It is no use to point out that the Leafs were the only team to lose every single coach’s challenge last year, or that currently the Leafs are 28th in the NHL in power play opportunities despite being one of the league’s fastest teams. It does not do any good to observe that in the last three seasons only one player has been suspended one game for an offence against a Leaf player while the Leafs have taken four suspensions for doing things to other people. It doesn’t even help to suggest that if the league were shaving the dice in favour of Toronto that maybe the Leafs wouldn’t have spent the last fifty years suffering every imaginable misfortune except relocation, and even then at least relocation would have saved us from the fucking Bruins. The league offices are in Toronto, you see.

**PROBLEM**: Pick up the text about the Leafs and the NHL after its last sentence and continue writing it.

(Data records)
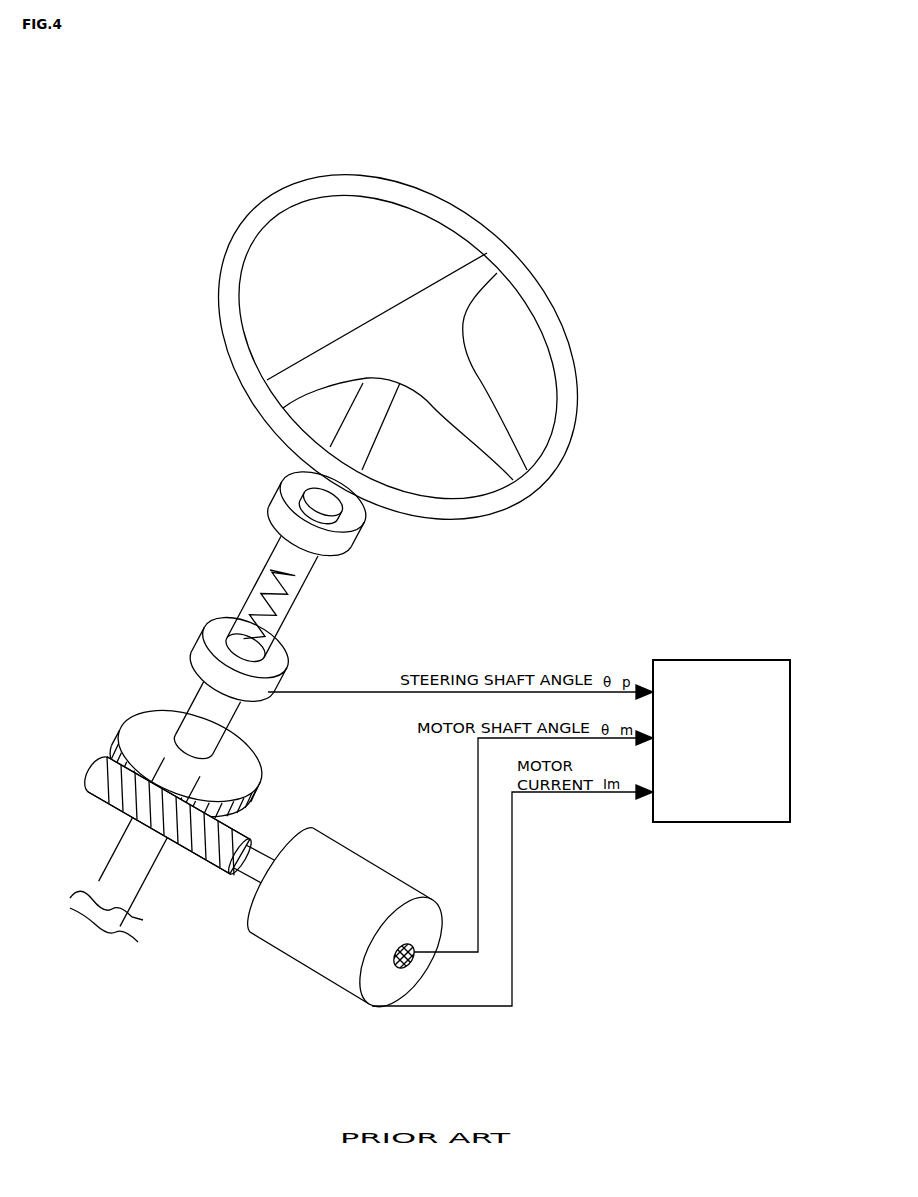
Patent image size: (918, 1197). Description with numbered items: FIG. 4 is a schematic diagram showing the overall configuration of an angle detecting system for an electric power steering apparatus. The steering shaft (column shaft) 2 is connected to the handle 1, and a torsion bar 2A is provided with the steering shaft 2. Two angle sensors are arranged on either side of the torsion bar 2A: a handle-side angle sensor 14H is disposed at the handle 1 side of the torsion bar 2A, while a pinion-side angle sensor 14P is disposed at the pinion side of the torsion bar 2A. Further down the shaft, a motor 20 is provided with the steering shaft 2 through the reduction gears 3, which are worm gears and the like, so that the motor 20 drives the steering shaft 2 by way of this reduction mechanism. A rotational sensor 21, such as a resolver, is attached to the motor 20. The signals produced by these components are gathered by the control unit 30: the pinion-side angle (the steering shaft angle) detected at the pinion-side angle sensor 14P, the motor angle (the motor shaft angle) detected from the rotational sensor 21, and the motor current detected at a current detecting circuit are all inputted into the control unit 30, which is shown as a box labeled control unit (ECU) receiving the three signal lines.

The handle 1 is at (482, 227).
The handle-side angle sensor 14H is at (347, 547).
The torsion bar 2A is at (295, 612).
The pinion-side angle sensor 14P is at (193, 655).
The steering shaft 2 is at (153, 877).
The reduction gears 3 is at (249, 820).
The motor 20 is at (387, 871).
The rotational sensor 21 is at (413, 965).
The control unit 30 is at (770, 659).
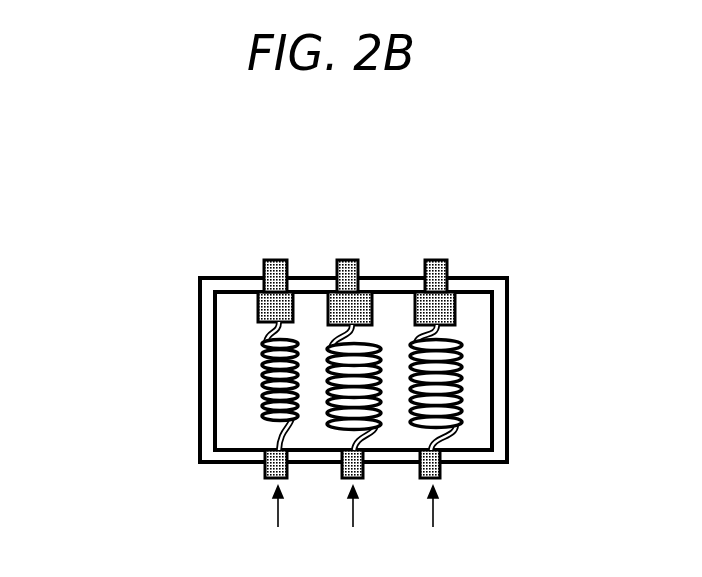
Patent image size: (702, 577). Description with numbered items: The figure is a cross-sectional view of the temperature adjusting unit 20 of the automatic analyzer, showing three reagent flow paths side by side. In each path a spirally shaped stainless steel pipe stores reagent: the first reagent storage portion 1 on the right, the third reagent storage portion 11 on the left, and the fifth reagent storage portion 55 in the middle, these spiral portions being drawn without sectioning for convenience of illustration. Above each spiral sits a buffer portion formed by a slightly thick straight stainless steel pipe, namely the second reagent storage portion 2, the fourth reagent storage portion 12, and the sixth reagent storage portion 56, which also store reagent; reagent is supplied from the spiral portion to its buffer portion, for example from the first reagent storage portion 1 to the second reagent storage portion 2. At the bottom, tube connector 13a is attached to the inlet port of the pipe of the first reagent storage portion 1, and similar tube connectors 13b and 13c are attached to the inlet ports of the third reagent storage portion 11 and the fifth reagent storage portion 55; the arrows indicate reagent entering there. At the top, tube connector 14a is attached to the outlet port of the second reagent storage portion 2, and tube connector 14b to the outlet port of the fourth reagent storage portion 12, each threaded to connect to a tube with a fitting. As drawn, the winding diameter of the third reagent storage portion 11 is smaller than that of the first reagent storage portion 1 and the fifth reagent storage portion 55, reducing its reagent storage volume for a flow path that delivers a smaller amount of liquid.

The temperature adjusting unit 20 is at (187, 97).
The fourth reagent storage portion 12 is at (240, 292).
The tube connector 14a is at (272, 260).
The tube connector 14b is at (348, 260).
The sixth reagent storage portion 56 is at (326, 308).
The second reagent storage portion 2 is at (457, 337).
The first reagent storage portion 1 is at (452, 344).
The third reagent storage portion 11 is at (264, 392).
The tube connector 13c is at (253, 480).
The tube connector 13b is at (362, 480).
The tube connector 13a is at (442, 478).
The fifth reagent storage portion 55 is at (328, 424).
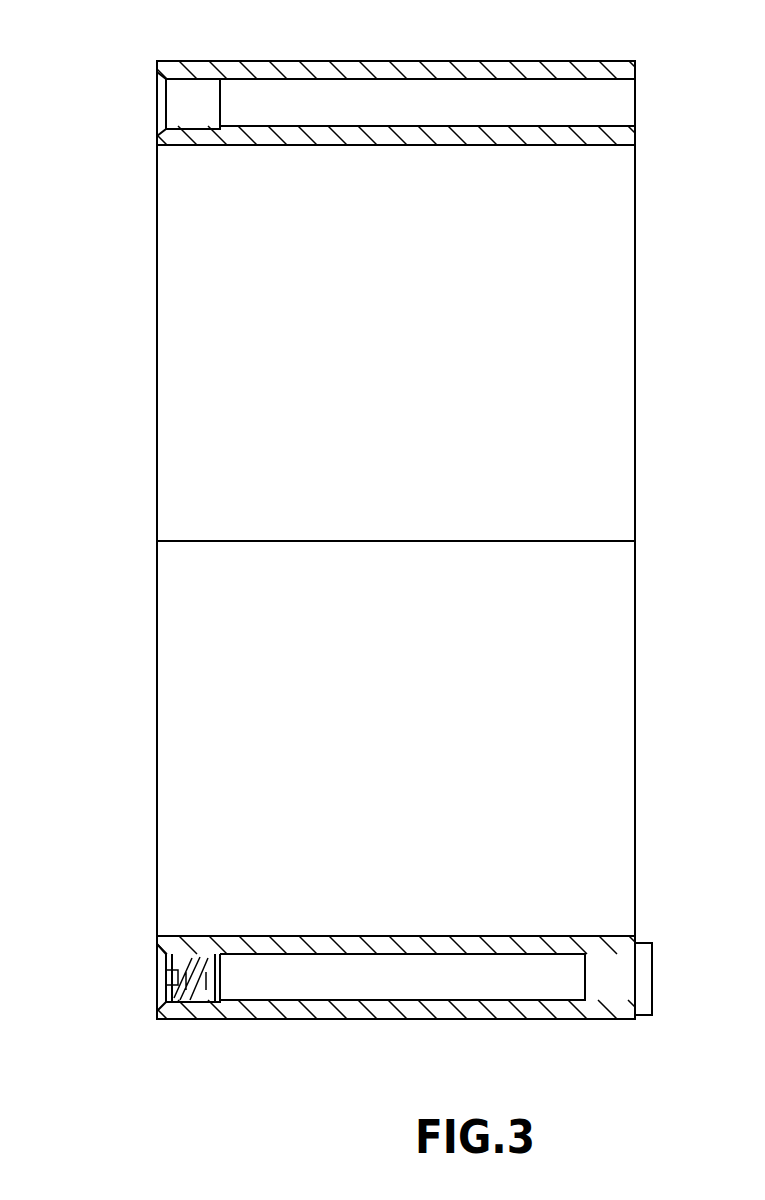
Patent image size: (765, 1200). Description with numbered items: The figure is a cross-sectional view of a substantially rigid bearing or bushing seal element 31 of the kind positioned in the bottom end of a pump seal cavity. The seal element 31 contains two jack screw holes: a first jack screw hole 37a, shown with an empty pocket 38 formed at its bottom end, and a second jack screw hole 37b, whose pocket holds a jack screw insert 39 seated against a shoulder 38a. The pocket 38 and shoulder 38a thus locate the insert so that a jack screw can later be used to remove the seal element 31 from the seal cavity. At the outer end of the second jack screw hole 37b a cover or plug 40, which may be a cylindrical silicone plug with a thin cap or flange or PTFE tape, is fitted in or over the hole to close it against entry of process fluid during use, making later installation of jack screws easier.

The seal element 31 is at (133, 298).
The first jack screw hole 37a is at (613, 92).
The second jack screw hole 37b is at (495, 985).
The pocket 38 is at (187, 90).
The shoulder 38a is at (211, 78).
The jack screw insert 39 is at (184, 996).
The plug 40 is at (653, 962).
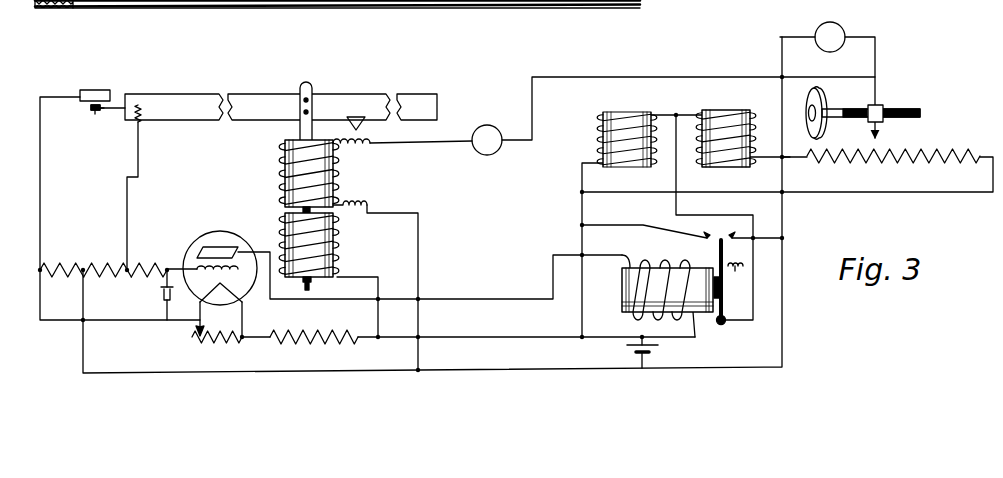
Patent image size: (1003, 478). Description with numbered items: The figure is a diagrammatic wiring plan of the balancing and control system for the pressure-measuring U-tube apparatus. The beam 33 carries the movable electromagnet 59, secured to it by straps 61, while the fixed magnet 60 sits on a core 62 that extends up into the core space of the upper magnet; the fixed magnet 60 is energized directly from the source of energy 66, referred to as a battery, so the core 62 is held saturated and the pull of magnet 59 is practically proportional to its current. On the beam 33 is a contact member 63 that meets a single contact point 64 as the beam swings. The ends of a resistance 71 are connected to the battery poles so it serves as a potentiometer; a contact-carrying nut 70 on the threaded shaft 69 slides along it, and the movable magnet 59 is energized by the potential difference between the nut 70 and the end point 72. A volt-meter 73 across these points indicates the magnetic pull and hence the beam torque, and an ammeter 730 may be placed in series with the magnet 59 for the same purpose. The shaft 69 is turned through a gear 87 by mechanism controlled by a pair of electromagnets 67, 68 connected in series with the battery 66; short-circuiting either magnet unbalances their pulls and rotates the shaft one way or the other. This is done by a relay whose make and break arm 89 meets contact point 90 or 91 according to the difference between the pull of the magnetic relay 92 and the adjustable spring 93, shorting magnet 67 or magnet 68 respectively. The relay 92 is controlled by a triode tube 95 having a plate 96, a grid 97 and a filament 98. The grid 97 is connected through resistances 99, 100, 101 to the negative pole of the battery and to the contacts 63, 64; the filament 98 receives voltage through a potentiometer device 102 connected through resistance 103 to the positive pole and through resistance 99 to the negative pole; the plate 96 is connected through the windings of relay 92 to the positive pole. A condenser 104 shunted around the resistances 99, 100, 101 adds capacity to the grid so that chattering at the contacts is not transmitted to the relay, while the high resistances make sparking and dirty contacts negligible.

The beam 33 is at (250, 101).
The movable electromagnet 59 is at (283, 160).
The fixed electromagnet 60 is at (283, 232).
The straps 61 is at (300, 125).
The core 62 is at (300, 210).
The contact member 63 is at (95, 113).
The contact point 64 is at (93, 92).
The source of electric energy 66 is at (637, 349).
The electromagnet 67 is at (603, 133).
The electromagnet 68 is at (722, 158).
The threaded shaft 69 is at (921, 111).
The contact-carrying nut 70 is at (884, 105).
The resistance 71 is at (876, 160).
The end point of resistance 72 is at (784, 159).
The volt-meter 73 is at (842, 28).
The ammeter 730 is at (490, 125).
The gear 87 is at (808, 100).
The make and break arm 89 is at (719, 250).
The contact point 90 is at (698, 226).
The contact point 91 is at (729, 226).
The magnetic relay 92 is at (625, 285).
The adjustable spring 93 is at (739, 280).
The triode tube 95 is at (194, 238).
The plate 96 is at (213, 247).
The grid 97 is at (210, 266).
The filament 98 is at (238, 292).
The resistance 99 is at (62, 262).
The resistance 100 is at (110, 262).
The resistance 101 is at (148, 262).
The potentiometer device 102 is at (208, 339).
The resistance 103 is at (310, 339).
The condenser 104 is at (165, 308).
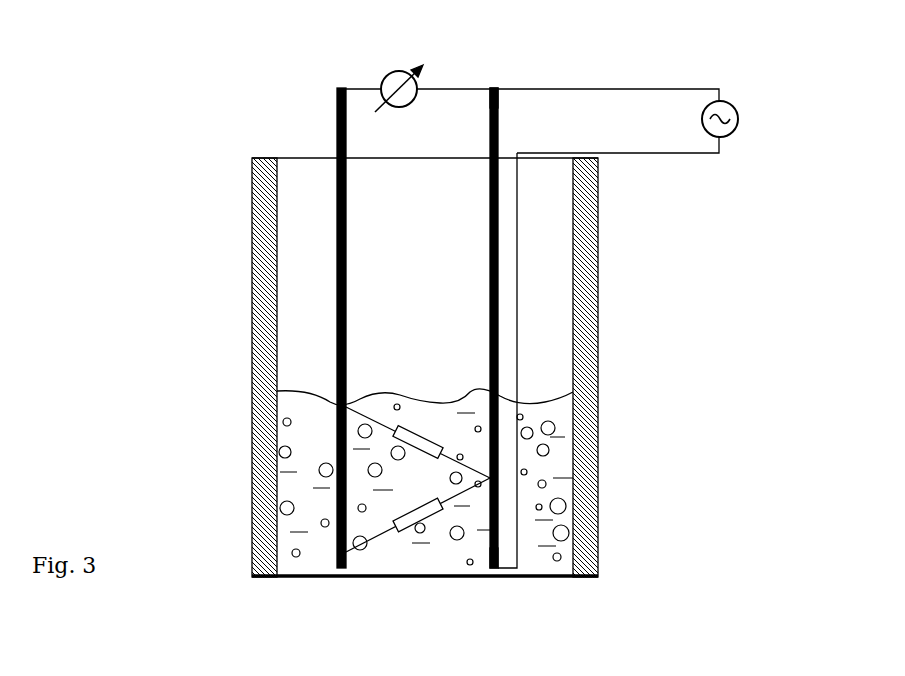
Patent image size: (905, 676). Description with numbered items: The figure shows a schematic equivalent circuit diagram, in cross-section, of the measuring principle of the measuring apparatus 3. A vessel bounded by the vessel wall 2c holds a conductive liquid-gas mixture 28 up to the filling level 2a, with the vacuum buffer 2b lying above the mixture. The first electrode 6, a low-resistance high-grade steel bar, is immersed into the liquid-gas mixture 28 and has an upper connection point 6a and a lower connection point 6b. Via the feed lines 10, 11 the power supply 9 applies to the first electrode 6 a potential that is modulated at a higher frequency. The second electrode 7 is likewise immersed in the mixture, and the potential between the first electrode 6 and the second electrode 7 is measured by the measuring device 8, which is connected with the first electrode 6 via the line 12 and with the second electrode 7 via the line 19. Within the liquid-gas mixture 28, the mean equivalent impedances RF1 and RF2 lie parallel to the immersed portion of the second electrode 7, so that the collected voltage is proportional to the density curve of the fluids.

The measuring apparatus 3 is at (215, 120).
The filling level 2a is at (277, 390).
The vacuum buffer 2b is at (297, 285).
The vessel wall 2c is at (262, 221).
The liquid-gas mixture 28 is at (285, 486).
The line 19 is at (363, 85).
The line 12 is at (457, 80).
The line 11 is at (572, 82).
The line 10 is at (658, 156).
The second electrode 7 is at (348, 307).
The first electrode 6 is at (488, 297).
The connection point 6a is at (498, 80).
The connection point 6b is at (497, 570).
The measuring device 8 is at (413, 105).
The power supply 9 is at (745, 117).
The mean equivalent impedance RF1 is at (418, 442).
The mean equivalent impedance RF2 is at (418, 515).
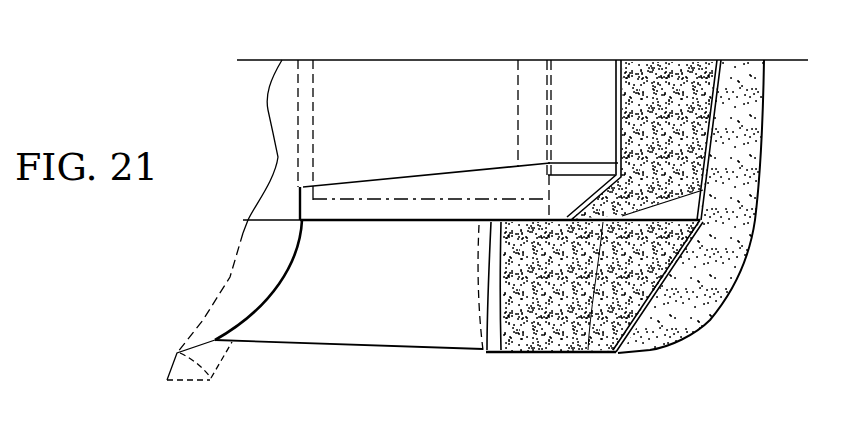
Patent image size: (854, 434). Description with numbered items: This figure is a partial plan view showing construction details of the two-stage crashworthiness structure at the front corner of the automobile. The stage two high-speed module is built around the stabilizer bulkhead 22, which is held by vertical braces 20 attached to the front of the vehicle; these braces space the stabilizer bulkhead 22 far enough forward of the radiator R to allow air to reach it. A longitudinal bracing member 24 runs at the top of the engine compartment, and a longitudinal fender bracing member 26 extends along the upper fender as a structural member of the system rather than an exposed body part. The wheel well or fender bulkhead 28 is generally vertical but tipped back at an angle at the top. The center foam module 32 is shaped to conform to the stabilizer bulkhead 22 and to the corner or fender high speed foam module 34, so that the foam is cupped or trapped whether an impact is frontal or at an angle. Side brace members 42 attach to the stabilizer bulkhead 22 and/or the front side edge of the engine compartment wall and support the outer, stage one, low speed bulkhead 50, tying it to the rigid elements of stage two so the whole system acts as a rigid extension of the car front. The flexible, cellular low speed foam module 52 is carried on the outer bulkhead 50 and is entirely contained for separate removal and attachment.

**OUTPUT BELOW**:
Now, there actually is a bias in the media in favour of the Leafs, which is that a lot of people are (foolishly, if you ask me) fans of this woebegone franchise and so they get talked about more than teams that do not have as many fans. I don’t know why it’s a huge shock that private media companies like Sportsnet (which shares ownership with the Leafs, for Christ’s sake) or TSN would report more on things that more people would like to hear about, but apparently it is, to judge by the angry “too many Leaf stories!” comments that one balding guy with Oakley shades puts in under every article. I also don’t know that it’s all that enviable to be talked about more when you realize the substance of this unending Leaf content mill is

  • Is it time to trade Nylander?
  • Is it time get an awful third-pair defenceman your uncle likes by trading Nylander?
  • Is Auston Matthews’ mustache a mistake that’s hurting the team?*
  • You know who the Leafs should trade? Nylander

*The answer is actually yes to this one.

But that aside, the league has shown a distinct unwillingness to benefit its largest franchise. Hell, even things like the salary cap, revenue sharing and so on clearly benefit other teams to the detriment of Toronto.

So I would like to say: it’s time for the league to start tipping the scales a little.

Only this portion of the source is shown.